| To be done |
Give the number of lines containing the word "ಚಟಗಳ", and nothing else.

[Data provided start]

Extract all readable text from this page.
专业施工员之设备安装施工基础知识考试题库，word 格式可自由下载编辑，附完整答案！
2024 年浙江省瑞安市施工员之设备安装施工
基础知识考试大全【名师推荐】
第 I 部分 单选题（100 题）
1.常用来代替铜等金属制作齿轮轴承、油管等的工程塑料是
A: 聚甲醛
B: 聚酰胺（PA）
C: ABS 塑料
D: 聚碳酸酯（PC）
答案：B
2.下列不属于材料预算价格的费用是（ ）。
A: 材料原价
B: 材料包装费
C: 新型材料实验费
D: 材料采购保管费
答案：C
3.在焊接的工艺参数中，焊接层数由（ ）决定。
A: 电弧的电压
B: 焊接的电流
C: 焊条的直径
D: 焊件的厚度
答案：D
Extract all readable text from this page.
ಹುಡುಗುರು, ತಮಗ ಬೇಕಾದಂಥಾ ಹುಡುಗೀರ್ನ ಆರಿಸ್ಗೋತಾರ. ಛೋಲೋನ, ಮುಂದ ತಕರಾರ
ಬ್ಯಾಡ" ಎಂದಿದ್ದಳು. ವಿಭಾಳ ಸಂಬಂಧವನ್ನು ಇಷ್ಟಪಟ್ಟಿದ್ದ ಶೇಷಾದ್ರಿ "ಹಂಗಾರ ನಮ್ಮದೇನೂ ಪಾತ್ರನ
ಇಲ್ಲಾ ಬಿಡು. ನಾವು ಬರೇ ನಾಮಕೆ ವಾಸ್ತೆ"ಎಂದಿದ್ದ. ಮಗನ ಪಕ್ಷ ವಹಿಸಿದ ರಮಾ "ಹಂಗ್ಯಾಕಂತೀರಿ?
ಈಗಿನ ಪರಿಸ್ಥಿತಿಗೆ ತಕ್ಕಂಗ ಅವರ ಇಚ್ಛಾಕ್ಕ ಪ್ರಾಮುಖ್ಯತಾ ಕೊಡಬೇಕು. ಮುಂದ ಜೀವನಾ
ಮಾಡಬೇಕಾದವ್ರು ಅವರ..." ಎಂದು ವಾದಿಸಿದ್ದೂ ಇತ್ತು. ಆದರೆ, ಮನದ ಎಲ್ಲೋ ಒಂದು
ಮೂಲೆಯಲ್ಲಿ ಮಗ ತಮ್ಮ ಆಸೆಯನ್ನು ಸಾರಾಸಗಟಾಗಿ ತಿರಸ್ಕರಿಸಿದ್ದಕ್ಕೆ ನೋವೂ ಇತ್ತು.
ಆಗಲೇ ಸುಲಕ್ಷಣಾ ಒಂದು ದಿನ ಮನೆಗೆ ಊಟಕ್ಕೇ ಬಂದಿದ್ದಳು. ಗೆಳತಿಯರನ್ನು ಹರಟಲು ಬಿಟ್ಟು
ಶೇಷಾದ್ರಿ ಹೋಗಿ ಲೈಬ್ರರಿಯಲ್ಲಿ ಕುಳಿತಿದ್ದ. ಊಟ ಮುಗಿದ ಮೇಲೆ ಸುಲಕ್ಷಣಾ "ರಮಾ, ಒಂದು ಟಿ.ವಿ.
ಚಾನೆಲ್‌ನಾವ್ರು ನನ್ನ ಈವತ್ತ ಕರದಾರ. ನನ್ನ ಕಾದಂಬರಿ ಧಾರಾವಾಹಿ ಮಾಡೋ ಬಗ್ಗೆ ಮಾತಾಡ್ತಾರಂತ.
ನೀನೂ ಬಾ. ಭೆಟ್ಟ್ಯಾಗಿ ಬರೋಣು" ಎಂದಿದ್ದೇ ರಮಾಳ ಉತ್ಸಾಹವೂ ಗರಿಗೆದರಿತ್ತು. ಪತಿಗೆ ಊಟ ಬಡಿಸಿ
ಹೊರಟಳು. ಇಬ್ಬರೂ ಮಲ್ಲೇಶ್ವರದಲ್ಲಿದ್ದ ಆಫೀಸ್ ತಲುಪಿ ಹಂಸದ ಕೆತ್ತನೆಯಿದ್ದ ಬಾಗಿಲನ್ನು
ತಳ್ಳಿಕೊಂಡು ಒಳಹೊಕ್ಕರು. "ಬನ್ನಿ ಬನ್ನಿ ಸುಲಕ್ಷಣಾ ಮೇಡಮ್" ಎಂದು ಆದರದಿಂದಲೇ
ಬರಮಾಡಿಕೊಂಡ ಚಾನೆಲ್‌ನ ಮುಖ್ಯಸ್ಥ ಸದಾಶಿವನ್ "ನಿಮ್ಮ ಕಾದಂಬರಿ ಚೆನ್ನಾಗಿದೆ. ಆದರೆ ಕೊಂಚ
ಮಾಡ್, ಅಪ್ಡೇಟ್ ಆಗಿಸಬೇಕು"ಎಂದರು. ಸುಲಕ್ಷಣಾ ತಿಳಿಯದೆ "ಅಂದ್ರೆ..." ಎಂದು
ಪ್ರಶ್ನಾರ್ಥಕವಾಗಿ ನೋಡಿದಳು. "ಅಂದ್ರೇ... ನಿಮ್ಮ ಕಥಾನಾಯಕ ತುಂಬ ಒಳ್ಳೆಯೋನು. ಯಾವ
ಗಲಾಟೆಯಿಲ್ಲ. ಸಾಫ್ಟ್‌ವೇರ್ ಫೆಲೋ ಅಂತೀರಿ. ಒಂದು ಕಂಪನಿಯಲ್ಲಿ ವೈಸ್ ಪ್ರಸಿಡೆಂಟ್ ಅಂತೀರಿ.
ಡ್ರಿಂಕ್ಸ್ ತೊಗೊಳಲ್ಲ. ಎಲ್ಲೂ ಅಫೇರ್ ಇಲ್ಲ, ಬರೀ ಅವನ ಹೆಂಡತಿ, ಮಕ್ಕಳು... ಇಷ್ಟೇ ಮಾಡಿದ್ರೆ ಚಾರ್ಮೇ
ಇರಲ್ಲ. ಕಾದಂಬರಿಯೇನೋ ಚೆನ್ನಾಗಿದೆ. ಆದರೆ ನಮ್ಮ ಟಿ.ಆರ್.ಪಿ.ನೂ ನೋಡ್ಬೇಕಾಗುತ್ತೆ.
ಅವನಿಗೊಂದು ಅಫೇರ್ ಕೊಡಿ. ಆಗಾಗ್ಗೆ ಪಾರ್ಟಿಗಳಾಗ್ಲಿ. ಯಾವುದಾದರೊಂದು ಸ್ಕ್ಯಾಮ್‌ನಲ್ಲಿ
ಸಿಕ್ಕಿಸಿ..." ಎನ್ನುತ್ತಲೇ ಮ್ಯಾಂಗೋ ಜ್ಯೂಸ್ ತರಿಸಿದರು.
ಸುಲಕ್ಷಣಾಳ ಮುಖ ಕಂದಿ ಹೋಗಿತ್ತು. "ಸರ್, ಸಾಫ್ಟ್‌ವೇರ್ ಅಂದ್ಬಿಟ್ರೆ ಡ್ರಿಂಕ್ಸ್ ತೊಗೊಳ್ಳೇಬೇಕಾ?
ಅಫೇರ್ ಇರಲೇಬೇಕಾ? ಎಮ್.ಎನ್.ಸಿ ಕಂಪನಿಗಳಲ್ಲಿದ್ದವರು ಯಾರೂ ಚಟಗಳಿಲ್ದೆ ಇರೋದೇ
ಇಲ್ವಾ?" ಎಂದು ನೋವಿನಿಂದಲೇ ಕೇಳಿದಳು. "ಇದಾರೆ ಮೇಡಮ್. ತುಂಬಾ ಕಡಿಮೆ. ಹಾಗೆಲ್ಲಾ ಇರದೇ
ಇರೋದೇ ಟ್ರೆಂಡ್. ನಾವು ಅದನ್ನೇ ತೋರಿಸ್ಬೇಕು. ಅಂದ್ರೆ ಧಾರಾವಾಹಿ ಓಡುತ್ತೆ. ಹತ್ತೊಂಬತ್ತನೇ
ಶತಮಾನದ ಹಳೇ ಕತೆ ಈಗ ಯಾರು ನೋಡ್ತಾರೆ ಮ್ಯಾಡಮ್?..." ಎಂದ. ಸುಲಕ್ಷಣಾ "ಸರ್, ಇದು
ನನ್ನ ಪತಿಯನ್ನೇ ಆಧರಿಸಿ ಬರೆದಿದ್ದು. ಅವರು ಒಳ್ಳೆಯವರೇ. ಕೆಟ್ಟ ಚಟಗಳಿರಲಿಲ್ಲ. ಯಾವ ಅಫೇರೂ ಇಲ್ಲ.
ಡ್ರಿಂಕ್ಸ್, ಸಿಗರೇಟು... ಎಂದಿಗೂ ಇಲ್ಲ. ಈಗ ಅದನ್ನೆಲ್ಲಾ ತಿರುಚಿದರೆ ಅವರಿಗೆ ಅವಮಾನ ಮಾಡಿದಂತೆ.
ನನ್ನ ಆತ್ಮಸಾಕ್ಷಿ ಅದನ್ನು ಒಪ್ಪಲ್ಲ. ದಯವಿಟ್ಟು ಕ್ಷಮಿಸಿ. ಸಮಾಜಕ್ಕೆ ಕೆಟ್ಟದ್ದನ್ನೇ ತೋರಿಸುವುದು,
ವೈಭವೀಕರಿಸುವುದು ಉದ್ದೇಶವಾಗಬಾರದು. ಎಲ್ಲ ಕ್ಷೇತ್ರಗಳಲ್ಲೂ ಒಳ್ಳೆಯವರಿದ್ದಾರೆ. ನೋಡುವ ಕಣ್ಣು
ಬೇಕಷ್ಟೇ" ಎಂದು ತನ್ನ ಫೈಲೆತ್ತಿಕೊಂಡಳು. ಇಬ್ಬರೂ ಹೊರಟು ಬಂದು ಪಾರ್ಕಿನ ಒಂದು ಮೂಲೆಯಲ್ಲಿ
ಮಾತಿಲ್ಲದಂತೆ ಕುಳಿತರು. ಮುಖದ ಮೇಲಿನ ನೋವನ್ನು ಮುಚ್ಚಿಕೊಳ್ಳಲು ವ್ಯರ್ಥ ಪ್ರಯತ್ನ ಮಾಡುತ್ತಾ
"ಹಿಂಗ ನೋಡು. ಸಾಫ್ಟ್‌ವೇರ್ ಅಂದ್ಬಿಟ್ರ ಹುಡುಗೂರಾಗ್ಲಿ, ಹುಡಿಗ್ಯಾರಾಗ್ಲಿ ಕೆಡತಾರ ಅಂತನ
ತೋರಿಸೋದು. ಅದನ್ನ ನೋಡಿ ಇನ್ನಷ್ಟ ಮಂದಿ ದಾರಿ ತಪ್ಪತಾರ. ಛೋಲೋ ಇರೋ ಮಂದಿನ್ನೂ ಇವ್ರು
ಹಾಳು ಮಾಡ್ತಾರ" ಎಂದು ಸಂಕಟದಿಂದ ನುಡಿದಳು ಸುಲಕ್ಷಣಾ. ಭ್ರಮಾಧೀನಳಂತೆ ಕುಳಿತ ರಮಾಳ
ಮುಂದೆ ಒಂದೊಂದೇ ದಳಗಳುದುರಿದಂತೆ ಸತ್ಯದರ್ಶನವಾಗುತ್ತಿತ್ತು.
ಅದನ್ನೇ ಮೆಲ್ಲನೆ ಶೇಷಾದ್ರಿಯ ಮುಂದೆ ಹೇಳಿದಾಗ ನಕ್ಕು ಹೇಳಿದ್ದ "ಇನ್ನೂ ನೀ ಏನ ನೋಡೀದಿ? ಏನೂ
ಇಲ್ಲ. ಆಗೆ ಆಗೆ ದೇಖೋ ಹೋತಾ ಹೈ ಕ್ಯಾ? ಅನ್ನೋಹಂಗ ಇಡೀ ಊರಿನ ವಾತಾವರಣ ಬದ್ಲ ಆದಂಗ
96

[Data provided end]

| Result of this task |
2